### Short task:
Every entry needs to be printed exactly, please.
--- begin Provided material ---
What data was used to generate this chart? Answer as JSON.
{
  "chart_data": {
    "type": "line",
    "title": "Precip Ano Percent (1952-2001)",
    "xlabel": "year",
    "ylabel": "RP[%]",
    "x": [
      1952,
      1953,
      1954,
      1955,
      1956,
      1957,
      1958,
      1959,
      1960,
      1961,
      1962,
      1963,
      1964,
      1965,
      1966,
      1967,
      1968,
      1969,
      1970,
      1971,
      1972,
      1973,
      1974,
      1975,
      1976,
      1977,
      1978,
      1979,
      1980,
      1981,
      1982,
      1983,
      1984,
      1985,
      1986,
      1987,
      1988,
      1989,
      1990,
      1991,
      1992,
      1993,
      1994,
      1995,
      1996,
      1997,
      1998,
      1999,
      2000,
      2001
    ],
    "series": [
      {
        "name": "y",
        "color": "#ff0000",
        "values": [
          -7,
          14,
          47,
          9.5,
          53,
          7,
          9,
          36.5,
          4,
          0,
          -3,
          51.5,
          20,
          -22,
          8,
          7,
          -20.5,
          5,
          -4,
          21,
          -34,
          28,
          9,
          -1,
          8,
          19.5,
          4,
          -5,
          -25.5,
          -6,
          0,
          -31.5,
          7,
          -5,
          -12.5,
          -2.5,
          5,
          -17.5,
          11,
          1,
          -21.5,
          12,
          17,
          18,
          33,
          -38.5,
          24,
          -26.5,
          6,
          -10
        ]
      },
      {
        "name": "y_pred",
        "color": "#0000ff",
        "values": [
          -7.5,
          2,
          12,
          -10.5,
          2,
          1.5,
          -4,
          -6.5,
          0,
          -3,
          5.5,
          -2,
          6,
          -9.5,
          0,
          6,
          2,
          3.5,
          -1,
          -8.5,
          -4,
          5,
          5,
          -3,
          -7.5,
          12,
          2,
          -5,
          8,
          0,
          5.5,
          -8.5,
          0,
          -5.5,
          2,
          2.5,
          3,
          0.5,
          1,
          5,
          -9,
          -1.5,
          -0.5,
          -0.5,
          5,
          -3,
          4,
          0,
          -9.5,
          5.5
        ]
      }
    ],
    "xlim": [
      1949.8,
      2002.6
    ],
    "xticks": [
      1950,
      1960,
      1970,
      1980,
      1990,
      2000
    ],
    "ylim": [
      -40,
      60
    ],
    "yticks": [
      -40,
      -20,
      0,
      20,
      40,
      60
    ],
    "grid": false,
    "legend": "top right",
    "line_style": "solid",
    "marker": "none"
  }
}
--- end Provided material ---
### Response to the task:
What data was used to generate this chart? Answer as JSON.
{
  "chart_data": {
    "type": "line",
    "title": "Precip Ano Percent (1952-2001)",
    "xlabel": "year",
    "ylabel": "RP[%]",
    "x": [
      1952,
      1953,
      1954,
      1955,
      1956,
      1957,
      1958,
      1959,
      1960,
      1961,
      1962,
      1963,
      1964,
      1965,
      1966,
      1967,
      1968,
      1969,
      1970,
      1971,
      1972,
      1973,
      1974,
      1975,
      1976,
      1977,
      1978,
      1979,
      1980,
      1981,
      1982,
      1983,
      1984,
      1985,
      1986,
      1987,
      1988,
      1989,
      1990,
      1991,
      1992,
      1993,
      1994,
      1995,
      1996,
      1997,
      1998,
      1999,
      2000,
      2001
    ],
    "series": [
      {
        "name": "y",
        "color": "#ff0000",
        "values": [
          -7,
          14,
          47,
          9.5,
          53,
          7,
          9,
          36.5,
          4,
          0,
          -3,
          51.5,
          20,
          -22,
          8,
          7,
          -20.5,
          5,
          -4,
          21,
          -34,
          28,
          9,
          -1,
          8,
          19.5,
          4,
          -5,
          -25.5,
          -6,
          0,
          -31.5,
          7,
          -5,
          -12.5,
          -2.5,
          5,
          -17.5,
          11,
          1,
          -21.5,
          12,
          17,
          18,
          33,
          -38.5,
          24,
          -26.5,
          6,
          -10
        ]
      },
      {
        "name": "y_pred",
        "color": "#0000ff",
        "values": [
          -7.5,
          2,
          12,
          -10.5,
          2,
          1.5,
          -4,
          -6.5,
          0,
          -3,
          5.5,
          -2,
          6,
          -9.5,
          0,
          6,
          2,
          3.5,
          -1,
          -8.5,
          -4,
          5,
          5,
          -3,
          -7.5,
          12,
          2,
          -5,
          8,
          0,
          5.5,
          -8.5,
          0,
          -5.5,
          2,
          2.5,
          3,
          0.5,
          1,
          5,
          -9,
          -1.5,
          -0.5,
          -0.5,
          5,
          -3,
          4,
          0,
          -9.5,
          5.5
        ]
      }
    ],
    "xlim": [
      1949.8,
      2002.6
    ],
    "xticks": [
      1950,
      1960,
      1970,
      1980,
      1990,
      2000
    ],
    "ylim": [
      -40,
      60
    ],
    "yticks": [
      -40,
      -20,
      0,
      20,
      40,
      60
    ],
    "grid": false,
    "legend": "top right",
    "line_style": "solid",
    "marker": "none"
  }
}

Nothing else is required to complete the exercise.